**Exercise objective**
Your answer should be one number, the count of lines in the entries holding the word "unsplash".

**Listed entries**
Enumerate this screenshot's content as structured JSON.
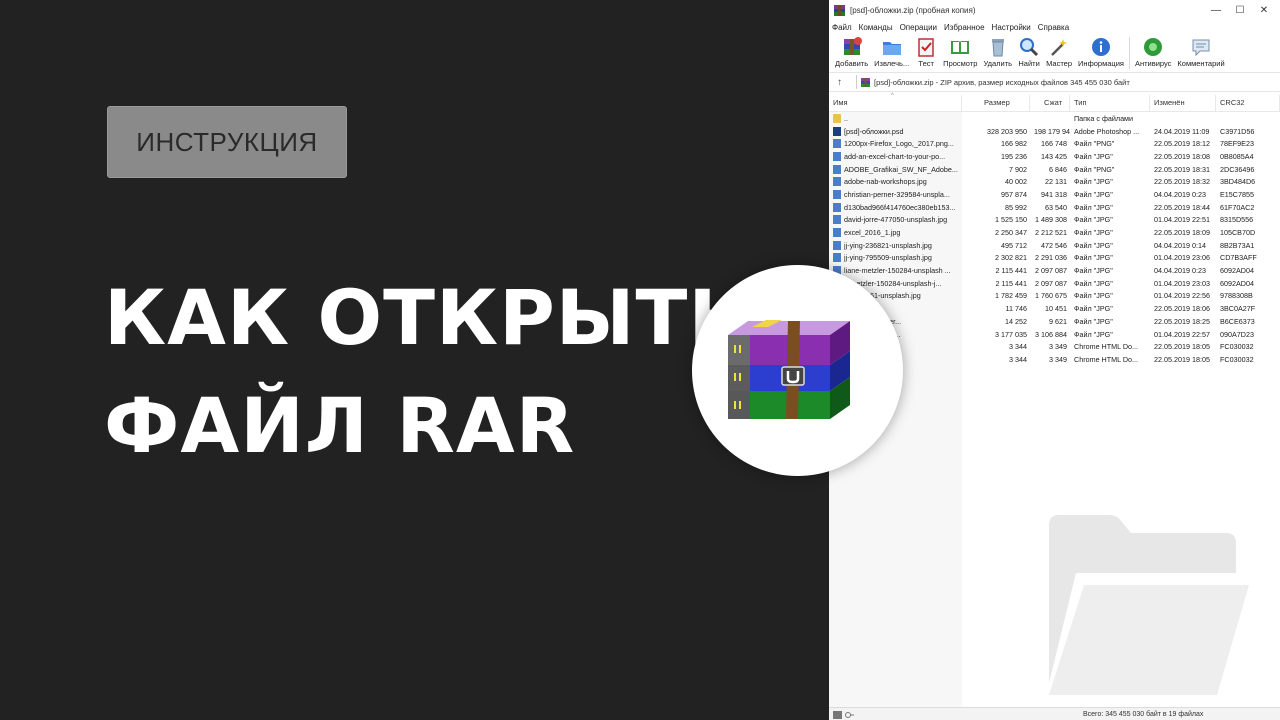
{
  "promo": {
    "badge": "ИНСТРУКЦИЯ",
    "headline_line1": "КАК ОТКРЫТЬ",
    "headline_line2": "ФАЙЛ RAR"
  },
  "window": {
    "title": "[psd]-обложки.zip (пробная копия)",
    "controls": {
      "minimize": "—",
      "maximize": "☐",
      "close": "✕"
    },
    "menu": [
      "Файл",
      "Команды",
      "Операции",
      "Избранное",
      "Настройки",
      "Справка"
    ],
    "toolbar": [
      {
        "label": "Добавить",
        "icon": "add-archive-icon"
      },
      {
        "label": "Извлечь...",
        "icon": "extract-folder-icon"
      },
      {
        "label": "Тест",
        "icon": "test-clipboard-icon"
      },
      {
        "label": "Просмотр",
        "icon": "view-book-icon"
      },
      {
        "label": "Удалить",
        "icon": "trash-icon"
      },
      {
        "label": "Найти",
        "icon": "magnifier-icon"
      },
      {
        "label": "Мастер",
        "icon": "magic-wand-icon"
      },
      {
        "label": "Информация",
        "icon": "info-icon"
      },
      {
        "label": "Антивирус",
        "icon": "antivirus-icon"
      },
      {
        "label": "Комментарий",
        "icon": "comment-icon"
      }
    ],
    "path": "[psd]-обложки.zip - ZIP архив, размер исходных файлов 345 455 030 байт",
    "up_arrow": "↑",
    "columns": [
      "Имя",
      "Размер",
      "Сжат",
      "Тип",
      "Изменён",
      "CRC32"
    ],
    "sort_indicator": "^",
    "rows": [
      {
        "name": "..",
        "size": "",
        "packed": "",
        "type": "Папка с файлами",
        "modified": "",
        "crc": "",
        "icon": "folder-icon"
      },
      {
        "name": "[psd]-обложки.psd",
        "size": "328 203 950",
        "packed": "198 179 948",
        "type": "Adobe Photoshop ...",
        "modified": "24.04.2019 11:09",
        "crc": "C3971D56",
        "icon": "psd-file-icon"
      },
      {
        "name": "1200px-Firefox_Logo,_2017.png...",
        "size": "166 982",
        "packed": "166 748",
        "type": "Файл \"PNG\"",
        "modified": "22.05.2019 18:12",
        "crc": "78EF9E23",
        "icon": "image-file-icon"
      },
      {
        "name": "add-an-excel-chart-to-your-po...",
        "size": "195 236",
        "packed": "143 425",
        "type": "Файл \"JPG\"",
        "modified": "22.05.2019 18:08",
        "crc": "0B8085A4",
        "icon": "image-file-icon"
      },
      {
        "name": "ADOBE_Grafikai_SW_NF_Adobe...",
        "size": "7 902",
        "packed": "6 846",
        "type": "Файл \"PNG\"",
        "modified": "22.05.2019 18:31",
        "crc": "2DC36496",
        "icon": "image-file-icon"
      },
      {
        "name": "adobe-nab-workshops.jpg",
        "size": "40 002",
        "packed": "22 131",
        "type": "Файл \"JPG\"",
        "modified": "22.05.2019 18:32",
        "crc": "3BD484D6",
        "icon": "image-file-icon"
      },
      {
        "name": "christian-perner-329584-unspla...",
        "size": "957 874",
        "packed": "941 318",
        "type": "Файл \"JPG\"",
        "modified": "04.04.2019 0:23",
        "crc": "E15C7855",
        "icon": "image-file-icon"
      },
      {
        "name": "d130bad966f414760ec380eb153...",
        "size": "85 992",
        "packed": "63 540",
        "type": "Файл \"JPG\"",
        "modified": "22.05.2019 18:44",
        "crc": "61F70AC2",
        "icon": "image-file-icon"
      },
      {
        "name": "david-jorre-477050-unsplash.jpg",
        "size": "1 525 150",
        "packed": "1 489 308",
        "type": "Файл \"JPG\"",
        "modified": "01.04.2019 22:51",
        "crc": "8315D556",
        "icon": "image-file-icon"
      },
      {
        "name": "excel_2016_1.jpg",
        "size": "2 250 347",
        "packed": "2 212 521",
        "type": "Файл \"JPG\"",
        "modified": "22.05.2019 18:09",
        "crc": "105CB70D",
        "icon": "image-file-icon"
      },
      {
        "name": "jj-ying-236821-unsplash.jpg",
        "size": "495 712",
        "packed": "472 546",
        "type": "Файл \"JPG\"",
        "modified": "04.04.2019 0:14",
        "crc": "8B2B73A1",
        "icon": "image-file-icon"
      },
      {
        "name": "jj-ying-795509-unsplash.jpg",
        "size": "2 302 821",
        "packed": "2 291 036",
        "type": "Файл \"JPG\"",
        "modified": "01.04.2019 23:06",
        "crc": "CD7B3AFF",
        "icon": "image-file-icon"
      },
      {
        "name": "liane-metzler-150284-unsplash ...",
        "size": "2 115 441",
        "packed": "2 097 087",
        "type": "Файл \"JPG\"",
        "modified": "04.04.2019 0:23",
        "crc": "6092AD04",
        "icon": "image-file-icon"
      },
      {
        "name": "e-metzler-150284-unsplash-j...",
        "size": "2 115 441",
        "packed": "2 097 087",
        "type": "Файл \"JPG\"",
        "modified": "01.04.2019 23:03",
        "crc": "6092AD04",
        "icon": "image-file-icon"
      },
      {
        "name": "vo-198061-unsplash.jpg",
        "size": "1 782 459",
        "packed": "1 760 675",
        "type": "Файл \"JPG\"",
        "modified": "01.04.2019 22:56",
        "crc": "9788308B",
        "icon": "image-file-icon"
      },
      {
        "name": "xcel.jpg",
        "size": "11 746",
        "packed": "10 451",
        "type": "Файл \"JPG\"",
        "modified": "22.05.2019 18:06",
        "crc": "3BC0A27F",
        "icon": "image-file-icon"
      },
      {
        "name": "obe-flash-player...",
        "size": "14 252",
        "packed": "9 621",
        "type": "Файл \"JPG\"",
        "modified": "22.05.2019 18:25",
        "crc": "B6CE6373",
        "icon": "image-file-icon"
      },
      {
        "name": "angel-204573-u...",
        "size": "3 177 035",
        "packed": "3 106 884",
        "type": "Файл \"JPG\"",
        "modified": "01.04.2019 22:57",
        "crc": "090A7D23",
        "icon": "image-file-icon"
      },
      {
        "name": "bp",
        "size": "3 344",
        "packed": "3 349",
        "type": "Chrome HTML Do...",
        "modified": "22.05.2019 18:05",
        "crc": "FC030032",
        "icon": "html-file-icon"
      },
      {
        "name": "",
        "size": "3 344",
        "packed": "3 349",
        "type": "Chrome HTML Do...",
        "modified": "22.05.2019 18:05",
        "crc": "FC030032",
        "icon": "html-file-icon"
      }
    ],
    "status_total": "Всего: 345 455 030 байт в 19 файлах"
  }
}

**Answer**
6